### WHAT TO WORK ON
Copy each line below in which the string "IRELAND" occurs.
## Start PROVIDED INFORMATION
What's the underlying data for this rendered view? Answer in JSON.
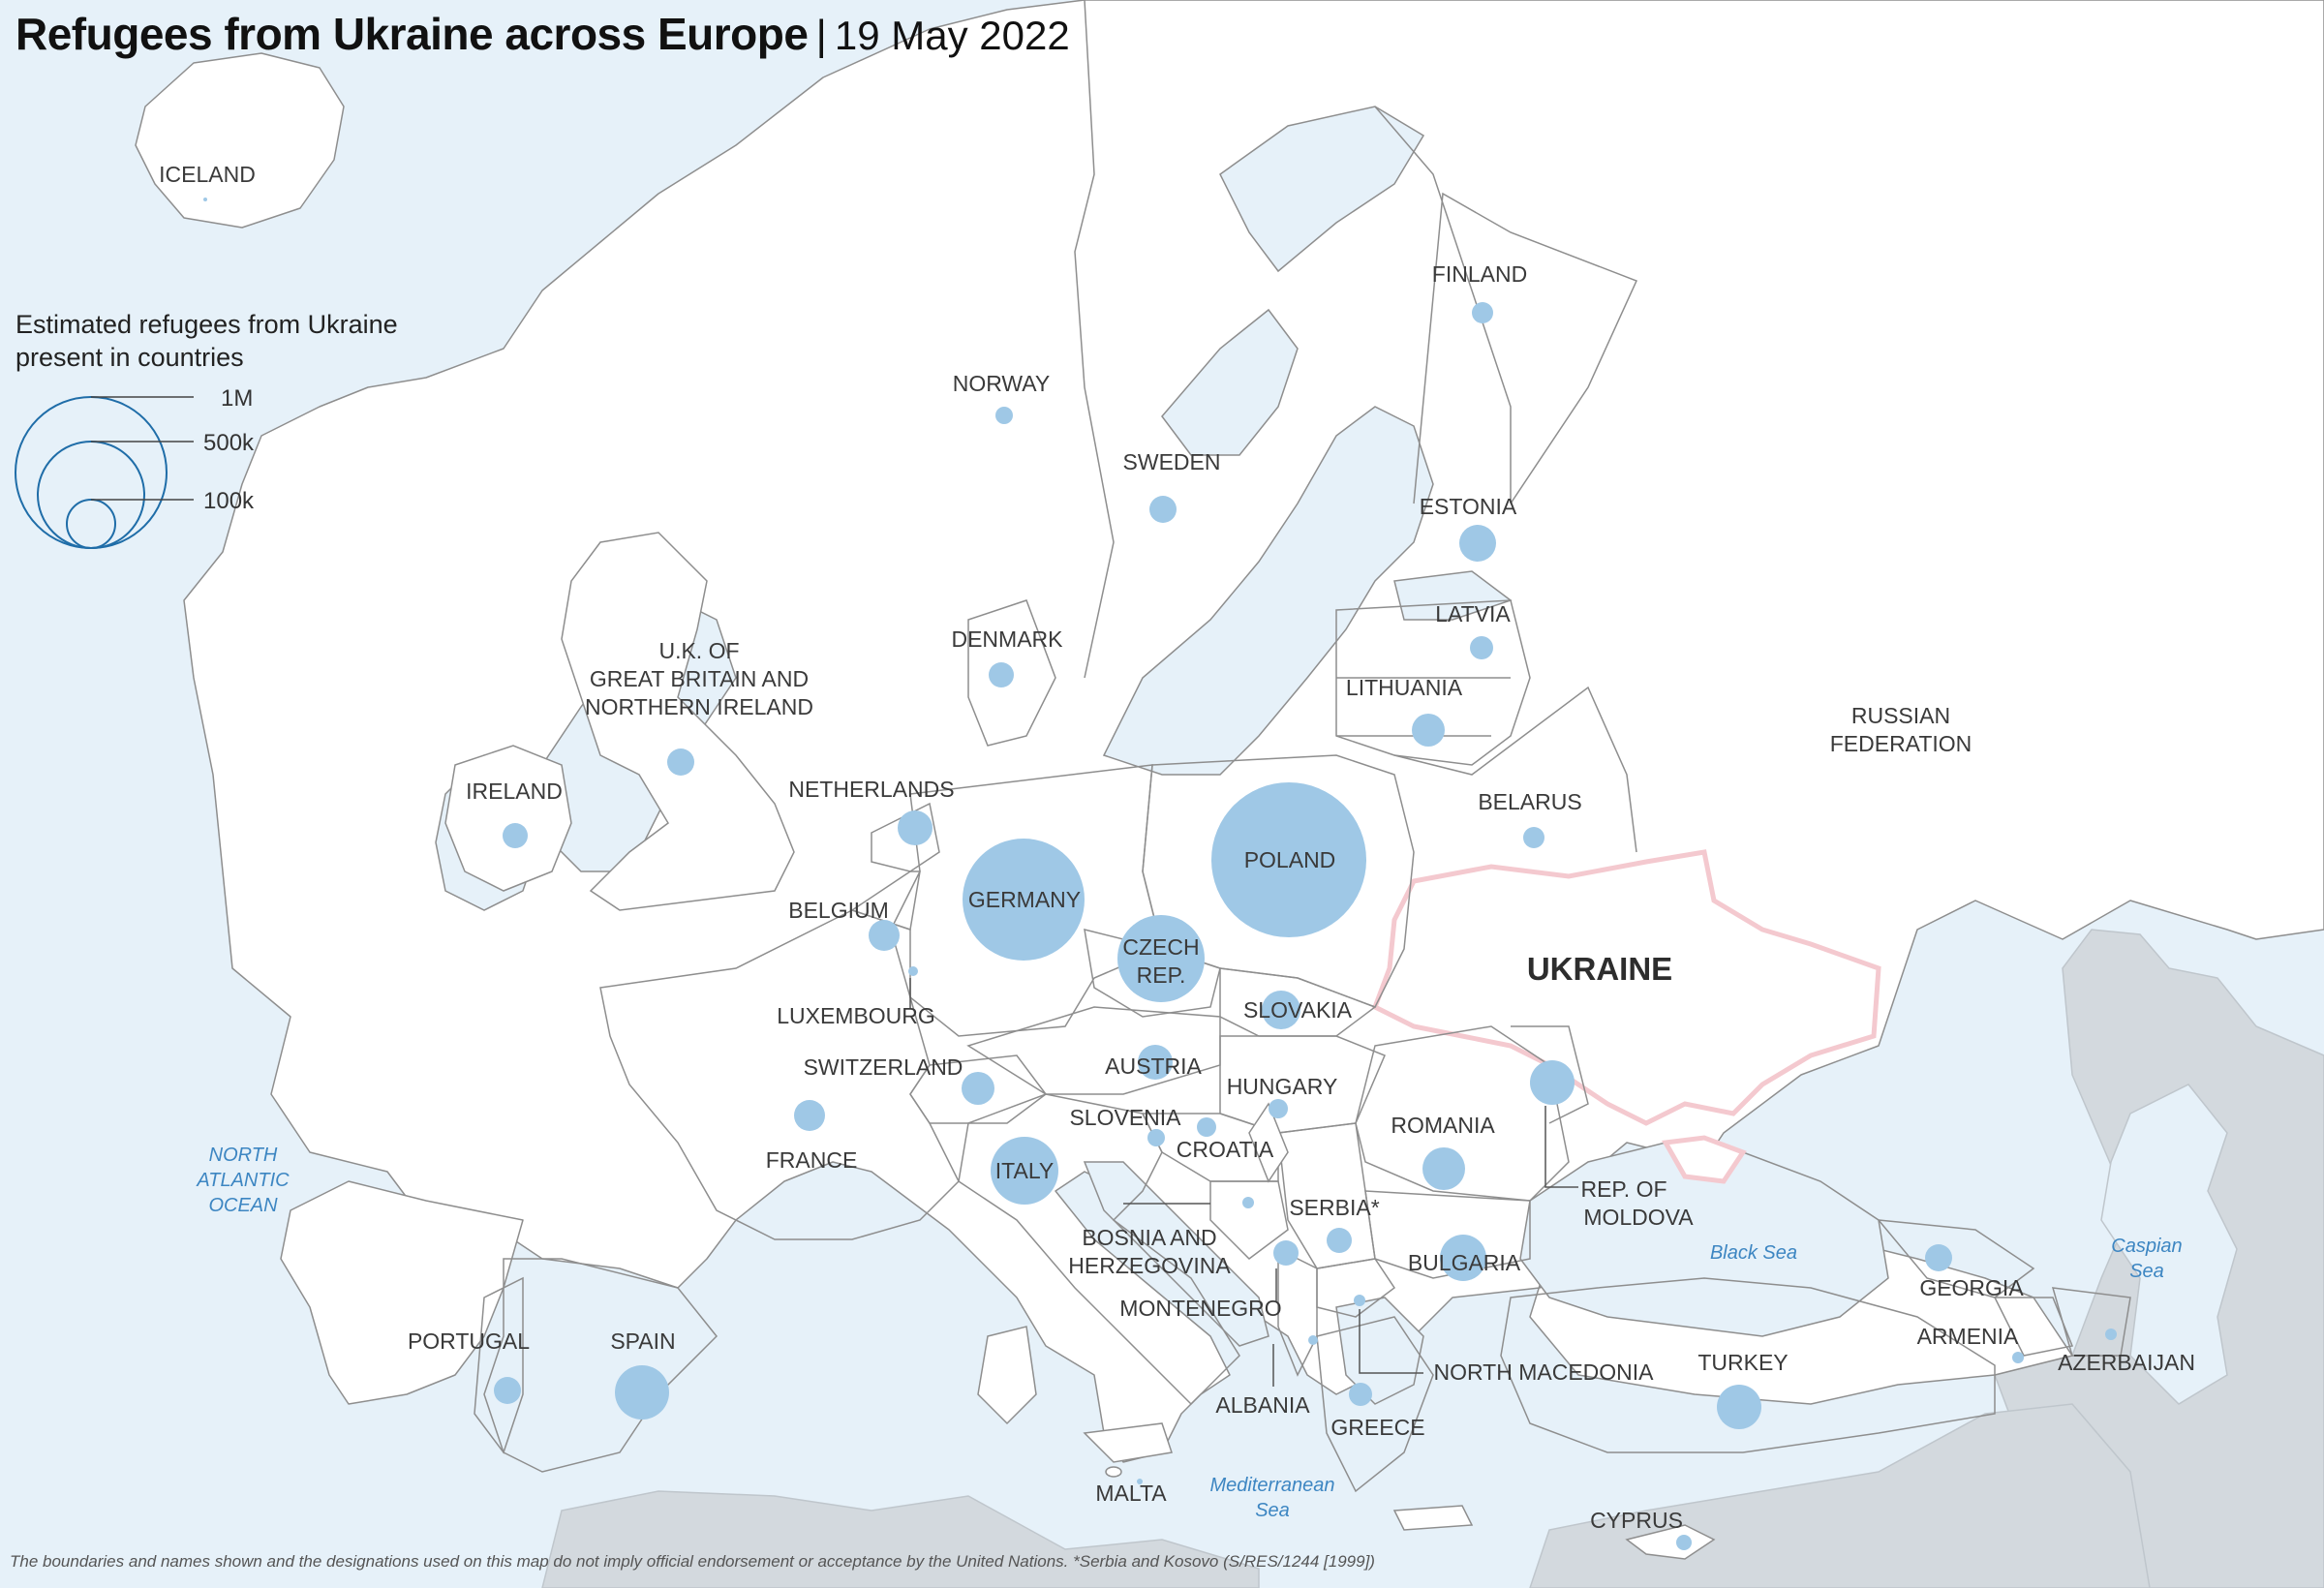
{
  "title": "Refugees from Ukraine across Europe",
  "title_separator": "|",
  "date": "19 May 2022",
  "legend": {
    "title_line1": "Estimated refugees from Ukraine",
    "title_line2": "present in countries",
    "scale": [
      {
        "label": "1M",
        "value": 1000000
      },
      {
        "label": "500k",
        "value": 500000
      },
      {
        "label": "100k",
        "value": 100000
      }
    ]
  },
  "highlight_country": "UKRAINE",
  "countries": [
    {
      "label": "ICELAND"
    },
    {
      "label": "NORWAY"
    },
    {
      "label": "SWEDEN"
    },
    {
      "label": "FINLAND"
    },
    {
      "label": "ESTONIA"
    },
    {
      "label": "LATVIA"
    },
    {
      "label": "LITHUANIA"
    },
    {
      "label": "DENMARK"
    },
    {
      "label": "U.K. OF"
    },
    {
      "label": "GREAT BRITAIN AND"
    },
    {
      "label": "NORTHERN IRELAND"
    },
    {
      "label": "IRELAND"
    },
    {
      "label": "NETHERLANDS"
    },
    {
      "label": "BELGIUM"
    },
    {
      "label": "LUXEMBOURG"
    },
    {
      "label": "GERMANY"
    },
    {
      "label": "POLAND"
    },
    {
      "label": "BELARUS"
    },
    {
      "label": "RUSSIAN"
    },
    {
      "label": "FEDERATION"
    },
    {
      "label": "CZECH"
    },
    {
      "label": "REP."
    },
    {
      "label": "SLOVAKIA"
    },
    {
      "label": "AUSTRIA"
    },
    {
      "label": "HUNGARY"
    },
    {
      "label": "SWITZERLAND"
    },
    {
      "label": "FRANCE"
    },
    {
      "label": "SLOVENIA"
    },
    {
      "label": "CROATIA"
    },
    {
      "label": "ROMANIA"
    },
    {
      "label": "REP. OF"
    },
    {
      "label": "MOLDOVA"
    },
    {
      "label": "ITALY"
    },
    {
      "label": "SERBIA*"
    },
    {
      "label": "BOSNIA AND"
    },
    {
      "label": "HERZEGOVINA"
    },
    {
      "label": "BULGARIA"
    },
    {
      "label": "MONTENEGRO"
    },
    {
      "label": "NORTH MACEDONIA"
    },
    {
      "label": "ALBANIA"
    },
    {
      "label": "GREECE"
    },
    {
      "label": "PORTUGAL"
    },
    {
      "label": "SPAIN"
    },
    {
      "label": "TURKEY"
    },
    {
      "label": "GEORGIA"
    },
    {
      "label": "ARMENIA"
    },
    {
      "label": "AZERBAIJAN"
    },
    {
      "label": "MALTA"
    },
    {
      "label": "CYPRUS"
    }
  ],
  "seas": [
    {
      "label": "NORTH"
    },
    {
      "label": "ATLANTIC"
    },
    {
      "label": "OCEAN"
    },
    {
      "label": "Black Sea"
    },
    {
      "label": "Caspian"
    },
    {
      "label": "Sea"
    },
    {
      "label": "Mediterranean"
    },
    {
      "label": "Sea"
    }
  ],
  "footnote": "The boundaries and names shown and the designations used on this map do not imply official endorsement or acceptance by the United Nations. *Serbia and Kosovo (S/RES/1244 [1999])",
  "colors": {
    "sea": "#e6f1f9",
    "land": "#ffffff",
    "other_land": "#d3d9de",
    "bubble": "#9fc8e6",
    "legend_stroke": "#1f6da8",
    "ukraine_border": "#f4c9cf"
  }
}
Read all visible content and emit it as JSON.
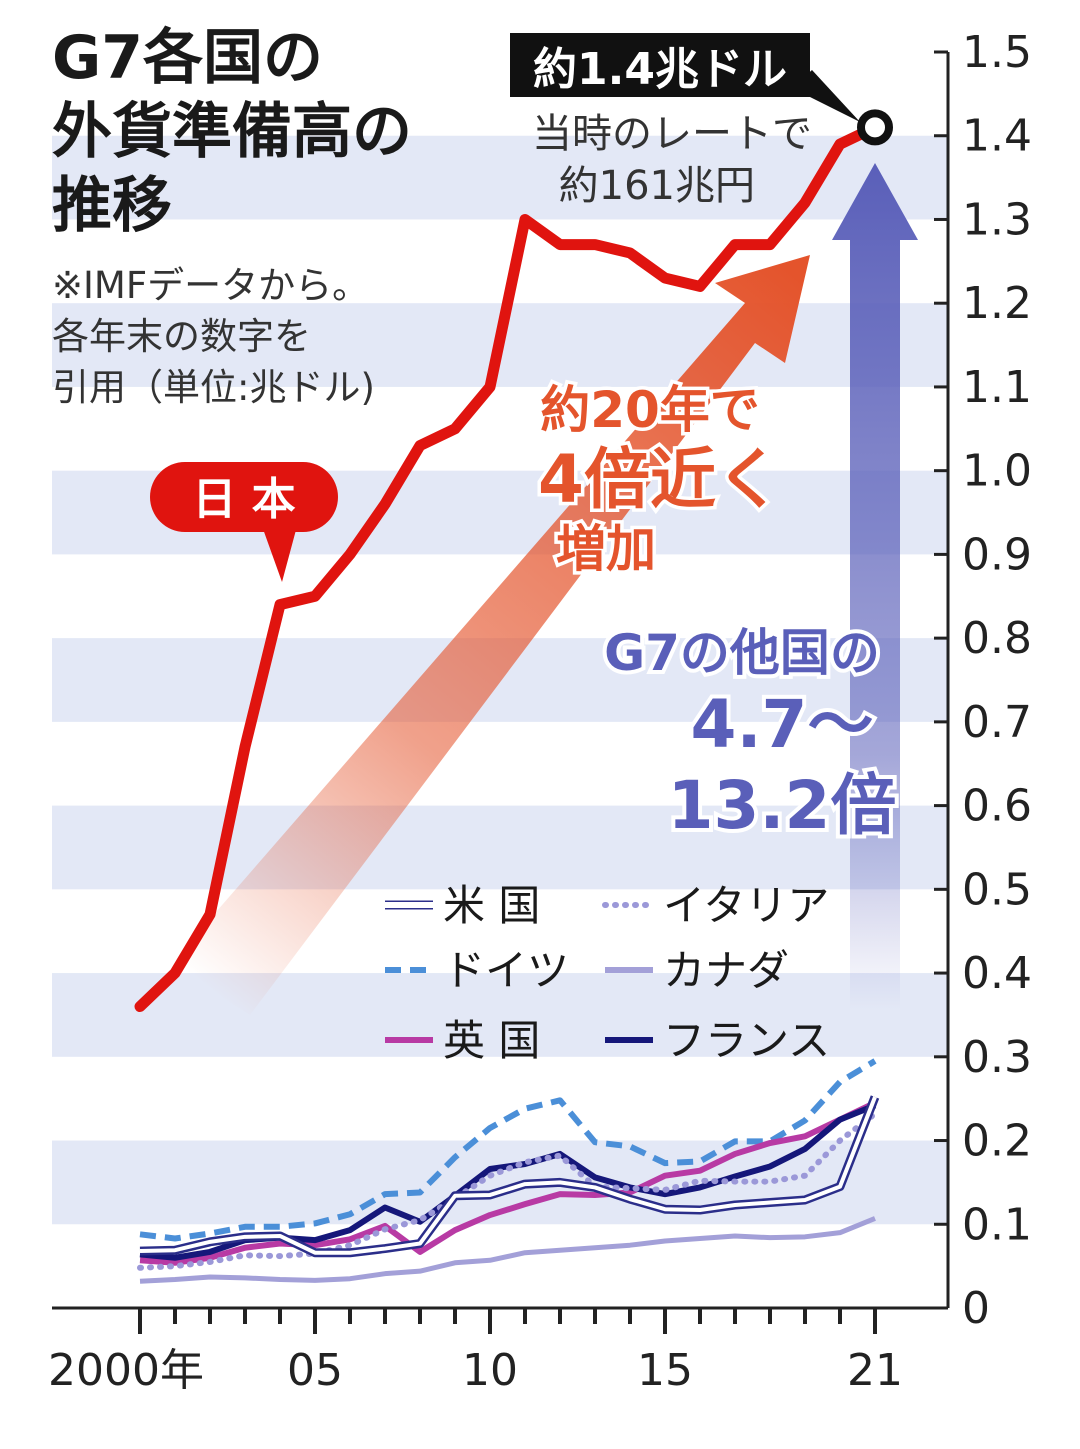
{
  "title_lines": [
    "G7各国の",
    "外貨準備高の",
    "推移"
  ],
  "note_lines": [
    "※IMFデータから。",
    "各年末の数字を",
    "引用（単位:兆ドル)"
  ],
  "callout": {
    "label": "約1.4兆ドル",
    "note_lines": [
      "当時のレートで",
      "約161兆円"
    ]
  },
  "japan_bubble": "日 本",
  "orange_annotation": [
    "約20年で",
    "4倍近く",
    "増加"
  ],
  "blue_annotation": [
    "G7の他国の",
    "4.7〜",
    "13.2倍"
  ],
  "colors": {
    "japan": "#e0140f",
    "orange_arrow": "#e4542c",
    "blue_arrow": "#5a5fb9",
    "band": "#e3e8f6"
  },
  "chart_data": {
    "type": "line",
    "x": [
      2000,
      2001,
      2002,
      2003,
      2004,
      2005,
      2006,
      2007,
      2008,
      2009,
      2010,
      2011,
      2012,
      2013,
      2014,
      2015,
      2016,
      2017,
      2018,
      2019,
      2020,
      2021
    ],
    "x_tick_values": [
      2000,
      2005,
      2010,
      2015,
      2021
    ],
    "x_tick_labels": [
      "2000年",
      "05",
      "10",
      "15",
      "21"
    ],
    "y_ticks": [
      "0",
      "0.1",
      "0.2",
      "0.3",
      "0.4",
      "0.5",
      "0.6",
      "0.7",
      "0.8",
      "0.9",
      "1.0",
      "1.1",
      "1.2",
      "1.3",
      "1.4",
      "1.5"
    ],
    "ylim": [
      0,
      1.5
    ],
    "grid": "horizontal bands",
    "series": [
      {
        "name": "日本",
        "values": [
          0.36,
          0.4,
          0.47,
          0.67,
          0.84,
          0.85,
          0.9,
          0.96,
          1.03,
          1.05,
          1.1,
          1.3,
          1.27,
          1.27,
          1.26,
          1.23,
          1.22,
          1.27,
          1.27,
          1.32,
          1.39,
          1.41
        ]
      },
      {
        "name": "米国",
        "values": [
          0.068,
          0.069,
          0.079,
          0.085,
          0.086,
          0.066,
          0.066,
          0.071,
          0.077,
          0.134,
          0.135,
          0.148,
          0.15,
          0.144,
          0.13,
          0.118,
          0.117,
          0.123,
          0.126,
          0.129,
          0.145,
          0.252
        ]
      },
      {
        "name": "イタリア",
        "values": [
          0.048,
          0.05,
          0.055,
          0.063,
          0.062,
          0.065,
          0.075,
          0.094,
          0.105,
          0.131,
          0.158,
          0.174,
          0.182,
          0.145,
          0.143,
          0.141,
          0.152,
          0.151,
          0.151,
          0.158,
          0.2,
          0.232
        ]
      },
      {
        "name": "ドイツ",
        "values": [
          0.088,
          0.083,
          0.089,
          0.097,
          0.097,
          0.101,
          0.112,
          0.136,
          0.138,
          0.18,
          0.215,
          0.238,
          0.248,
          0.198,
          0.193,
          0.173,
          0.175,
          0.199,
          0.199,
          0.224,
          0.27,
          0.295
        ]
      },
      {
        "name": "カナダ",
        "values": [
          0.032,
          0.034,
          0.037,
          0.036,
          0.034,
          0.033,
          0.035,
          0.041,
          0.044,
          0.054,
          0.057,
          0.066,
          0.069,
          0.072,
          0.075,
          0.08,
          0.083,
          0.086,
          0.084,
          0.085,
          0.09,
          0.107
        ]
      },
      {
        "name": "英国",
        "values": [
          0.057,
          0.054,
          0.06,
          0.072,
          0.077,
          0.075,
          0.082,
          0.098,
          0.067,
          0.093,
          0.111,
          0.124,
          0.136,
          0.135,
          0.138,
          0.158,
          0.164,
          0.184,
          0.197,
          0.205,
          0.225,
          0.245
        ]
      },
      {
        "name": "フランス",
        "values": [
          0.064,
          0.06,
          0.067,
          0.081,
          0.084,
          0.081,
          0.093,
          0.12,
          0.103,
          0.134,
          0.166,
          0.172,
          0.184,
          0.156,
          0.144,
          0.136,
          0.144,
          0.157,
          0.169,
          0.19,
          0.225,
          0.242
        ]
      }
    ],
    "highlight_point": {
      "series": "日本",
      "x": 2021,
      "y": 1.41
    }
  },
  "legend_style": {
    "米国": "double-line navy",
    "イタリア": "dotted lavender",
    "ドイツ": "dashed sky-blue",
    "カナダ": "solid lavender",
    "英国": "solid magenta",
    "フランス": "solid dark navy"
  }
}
## End PROVIDED INFORMATION
### RESULT FOR THIS EXERCISE
      "label": "NORTHERN IRELAND"
      "label": "IRELAND"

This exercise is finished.